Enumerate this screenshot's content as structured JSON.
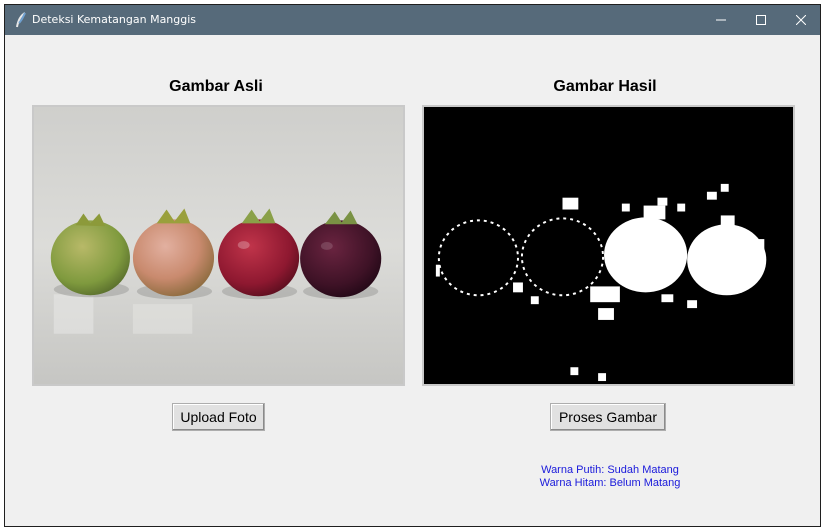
{
  "window": {
    "title": "Deteksi Kematangan Manggis",
    "controls": {
      "minimize": "minimize",
      "maximize": "maximize",
      "close": "close"
    }
  },
  "panels": {
    "left": {
      "heading": "Gambar Asli"
    },
    "right": {
      "heading": "Gambar Hasil"
    }
  },
  "buttons": {
    "upload_label": "Upload Foto",
    "process_label": "Proses Gambar"
  },
  "legend": {
    "white": "Warna Putih: Sudah Matang",
    "black": "Warna Hitam: Belum Matang"
  },
  "colors": {
    "titlebar": "#566a7a",
    "window_bg": "#f0f0f0",
    "legend_text": "#1a1adb"
  }
}
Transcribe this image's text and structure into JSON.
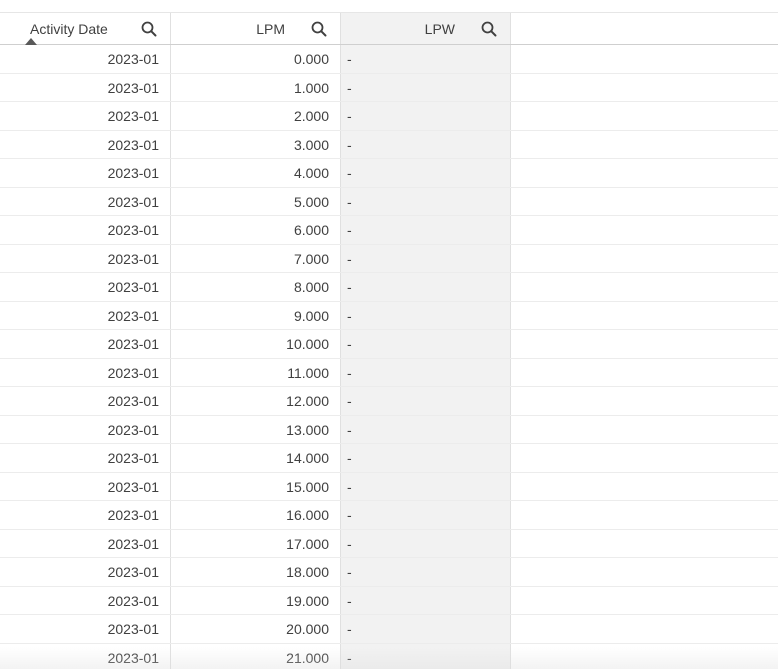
{
  "table": {
    "columns": [
      {
        "label": "Activity Date",
        "sort": "ascending",
        "search_icon": "search-icon"
      },
      {
        "label": "LPM",
        "search_icon": "search-icon"
      },
      {
        "label": "LPW",
        "search_icon": "search-icon"
      }
    ],
    "rows": [
      {
        "date": "2023-01",
        "lpm": "0.000",
        "lpw": "-"
      },
      {
        "date": "2023-01",
        "lpm": "1.000",
        "lpw": "-"
      },
      {
        "date": "2023-01",
        "lpm": "2.000",
        "lpw": "-"
      },
      {
        "date": "2023-01",
        "lpm": "3.000",
        "lpw": "-"
      },
      {
        "date": "2023-01",
        "lpm": "4.000",
        "lpw": "-"
      },
      {
        "date": "2023-01",
        "lpm": "5.000",
        "lpw": "-"
      },
      {
        "date": "2023-01",
        "lpm": "6.000",
        "lpw": "-"
      },
      {
        "date": "2023-01",
        "lpm": "7.000",
        "lpw": "-"
      },
      {
        "date": "2023-01",
        "lpm": "8.000",
        "lpw": "-"
      },
      {
        "date": "2023-01",
        "lpm": "9.000",
        "lpw": "-"
      },
      {
        "date": "2023-01",
        "lpm": "10.000",
        "lpw": "-"
      },
      {
        "date": "2023-01",
        "lpm": "11.000",
        "lpw": "-"
      },
      {
        "date": "2023-01",
        "lpm": "12.000",
        "lpw": "-"
      },
      {
        "date": "2023-01",
        "lpm": "13.000",
        "lpw": "-"
      },
      {
        "date": "2023-01",
        "lpm": "14.000",
        "lpw": "-"
      },
      {
        "date": "2023-01",
        "lpm": "15.000",
        "lpw": "-"
      },
      {
        "date": "2023-01",
        "lpm": "16.000",
        "lpw": "-"
      },
      {
        "date": "2023-01",
        "lpm": "17.000",
        "lpw": "-"
      },
      {
        "date": "2023-01",
        "lpm": "18.000",
        "lpw": "-"
      },
      {
        "date": "2023-01",
        "lpm": "19.000",
        "lpw": "-"
      },
      {
        "date": "2023-01",
        "lpm": "20.000",
        "lpw": "-"
      },
      {
        "date": "2023-01",
        "lpm": "21.000",
        "lpw": "-"
      }
    ]
  }
}
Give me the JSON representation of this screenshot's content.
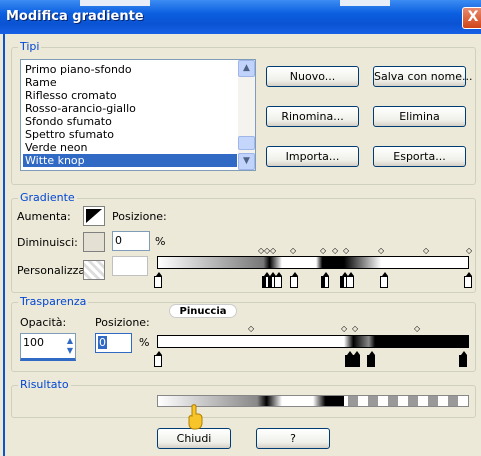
{
  "window": {
    "title": "Modifica gradiente",
    "close_label": "X"
  },
  "tipi": {
    "legend": "Tipi",
    "items": [
      "Primo piano-sfondo",
      "Rame",
      "Riflesso cromato",
      "Rosso-arancio-giallo",
      "Sfondo sfumato",
      "Spettro sfumato",
      "Verde neon",
      "Witte knop"
    ],
    "selected_index": 7,
    "buttons": {
      "nuovo": "Nuovo...",
      "salva": "Salva con nome...",
      "rinomina": "Rinomina...",
      "elimina": "Elimina",
      "importa": "Importa...",
      "esporta": "Esporta..."
    }
  },
  "gradiente": {
    "legend": "Gradiente",
    "aumenta_label": "Aumenta:",
    "posizione_label": "Posizione:",
    "diminuisci_label": "Diminuisci:",
    "posizione_value": "0",
    "percent": "%",
    "personalizza_label": "Personalizza:"
  },
  "trasparenza": {
    "legend": "Trasparenza",
    "opacita_label": "Opacità:",
    "opacita_value": "100",
    "posizione_label": "Posizione:",
    "posizione_value": "0",
    "percent": "%"
  },
  "watermark": "Pinuccia",
  "risultato": {
    "legend": "Risultato"
  },
  "footer": {
    "chiudi": "Chiudi",
    "help": "?"
  },
  "colors": {
    "title_bar": "#0a53d3",
    "legend_text": "#0046d5",
    "selection": "#316ac5"
  }
}
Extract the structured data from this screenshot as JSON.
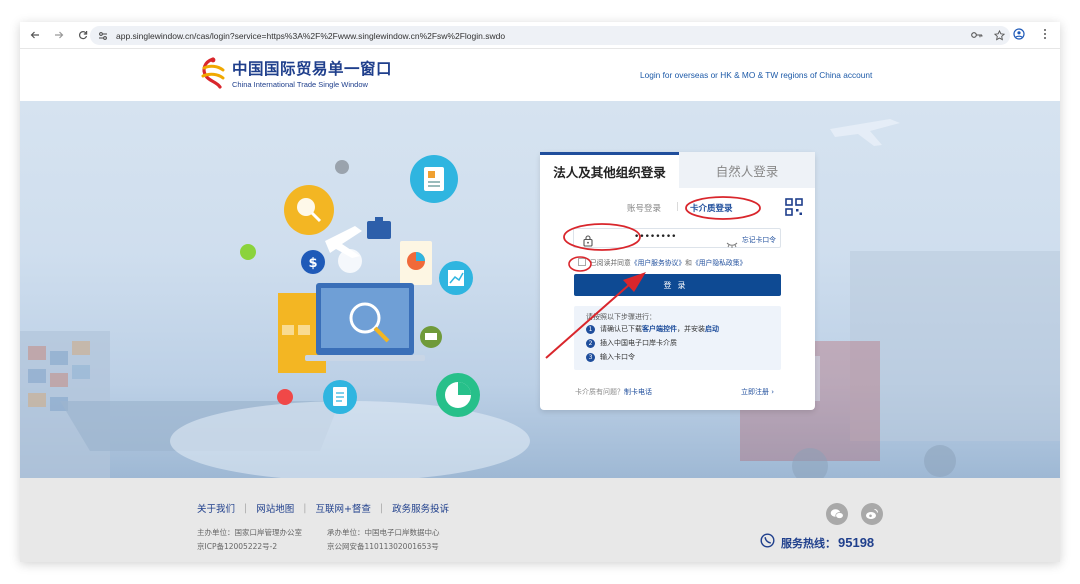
{
  "browser": {
    "url": "app.singlewindow.cn/cas/login?service=https%3A%2F%2Fwww.singlewindow.cn%2Fsw%2Flogin.swdo",
    "icons": [
      "back-arrow-icon",
      "forward-arrow-icon",
      "reload-icon",
      "site-settings-icon",
      "password-key-icon",
      "star-icon",
      "profile-icon",
      "menu-dots-icon"
    ]
  },
  "header": {
    "logo_cn": "中国国际贸易单一窗口",
    "logo_en": "China International Trade Single Window",
    "overseas_link": "Login for overseas or HK & MO & TW regions of China account"
  },
  "login": {
    "tab_org": "法人及其他组织登录",
    "tab_person": "自然人登录",
    "sub_account": "账号登录",
    "sub_separator": "|",
    "sub_card": "卡介质登录",
    "password_value": "••••••••",
    "forgot": "忘记卡口令",
    "agree_prefix": "已阅读并同意",
    "agree_link1": "《用户服务协议》",
    "agree_and": "和",
    "agree_link2": "《用户隐私政策》",
    "button": "登录",
    "steps_title": "请按照以下步骤进行：",
    "step1_num": "1",
    "step1_a": "请确认已下载",
    "step1_link1": "客户端控件",
    "step1_b": "，并安装",
    "step1_link2": "启动",
    "step2_num": "2",
    "step2": "插入中国电子口岸卡介质",
    "step3_num": "3",
    "step3": "输入卡口令",
    "help_q": "卡介质有问题？",
    "help_link": "制卡电话",
    "register": "立即注册 ›"
  },
  "footer": {
    "nav": [
      "关于我们",
      "网站地图",
      "互联网+督查",
      "政务服务投诉"
    ],
    "host": "主办单位：国家口岸管理办公室",
    "undertake": "承办单位：中国电子口岸数据中心",
    "icp": "京ICP备12005222号-2",
    "police": "京公网安备11011302001653号",
    "hotline_label": "服务热线：",
    "hotline_number": "95198"
  },
  "colors": {
    "brand_blue": "#1f3f8c",
    "button_blue": "#0e4a93",
    "annotation_red": "#d9262c"
  }
}
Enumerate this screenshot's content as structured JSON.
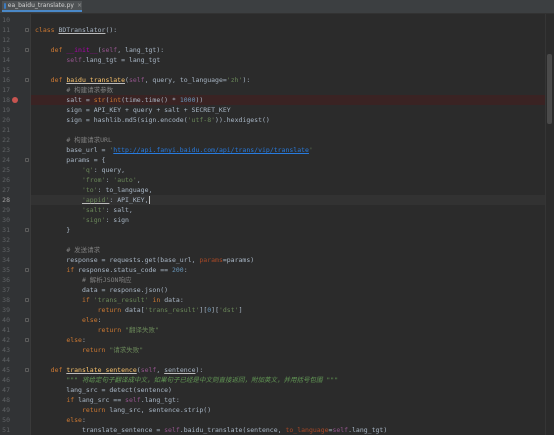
________
- _INSTRUCTION_
Which lines contain "Warna"? Copy each of them.

- _FULL RESPONSE_
    "white": "Warna Putih: Sudah Matang",
    "black": "Warna Hitam: Belum Matang"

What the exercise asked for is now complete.